*To do*
Extract the complete data exactly as given.

--- start of Provided data ---

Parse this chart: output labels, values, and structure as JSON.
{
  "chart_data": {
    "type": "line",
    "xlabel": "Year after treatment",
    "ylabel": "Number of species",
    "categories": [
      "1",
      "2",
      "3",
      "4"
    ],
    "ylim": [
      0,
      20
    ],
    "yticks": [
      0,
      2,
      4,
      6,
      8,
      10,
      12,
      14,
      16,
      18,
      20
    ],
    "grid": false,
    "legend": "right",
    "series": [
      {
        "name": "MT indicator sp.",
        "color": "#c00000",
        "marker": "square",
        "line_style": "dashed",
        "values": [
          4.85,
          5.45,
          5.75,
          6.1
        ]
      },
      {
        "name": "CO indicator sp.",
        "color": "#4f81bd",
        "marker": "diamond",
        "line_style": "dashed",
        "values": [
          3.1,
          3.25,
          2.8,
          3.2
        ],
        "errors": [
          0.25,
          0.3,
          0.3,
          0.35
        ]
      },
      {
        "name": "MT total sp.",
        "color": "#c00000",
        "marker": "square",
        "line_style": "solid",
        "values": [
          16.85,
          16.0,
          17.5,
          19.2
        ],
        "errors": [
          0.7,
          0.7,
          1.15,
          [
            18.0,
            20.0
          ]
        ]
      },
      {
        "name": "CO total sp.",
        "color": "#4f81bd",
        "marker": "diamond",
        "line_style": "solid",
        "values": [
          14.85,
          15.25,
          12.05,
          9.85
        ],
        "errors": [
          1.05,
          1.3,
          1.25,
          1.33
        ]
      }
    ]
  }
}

--- end of Provided data ---

*Written response*
Parse this chart: output labels, values, and structure as JSON.
{
  "chart_data": {
    "type": "line",
    "xlabel": "Year after treatment",
    "ylabel": "Number of species",
    "categories": [
      "1",
      "2",
      "3",
      "4"
    ],
    "ylim": [
      0,
      20
    ],
    "yticks": [
      0,
      2,
      4,
      6,
      8,
      10,
      12,
      14,
      16,
      18,
      20
    ],
    "grid": false,
    "legend": "right",
    "series": [
      {
        "name": "MT indicator sp.",
        "color": "#c00000",
        "marker": "square",
        "line_style": "dashed",
        "values": [
          4.85,
          5.45,
          5.75,
          6.1
        ]
      },
      {
        "name": "CO indicator sp.",
        "color": "#4f81bd",
        "marker": "diamond",
        "line_style": "dashed",
        "values": [
          3.1,
          3.25,
          2.8,
          3.2
        ],
        "errors": [
          0.25,
          0.3,
          0.3,
          0.35
        ]
      },
      {
        "name": "MT total sp.",
        "color": "#c00000",
        "marker": "square",
        "line_style": "solid",
        "values": [
          16.85,
          16.0,
          17.5,
          19.2
        ],
        "errors": [
          0.7,
          0.7,
          1.15,
          [
            18.0,
            20.0
          ]
        ]
      },
      {
        "name": "CO total sp.",
        "color": "#4f81bd",
        "marker": "diamond",
        "line_style": "solid",
        "values": [
          14.85,
          15.25,
          12.05,
          9.85
        ],
        "errors": [
          1.05,
          1.3,
          1.25,
          1.33
        ]
      }
    ]
  }
}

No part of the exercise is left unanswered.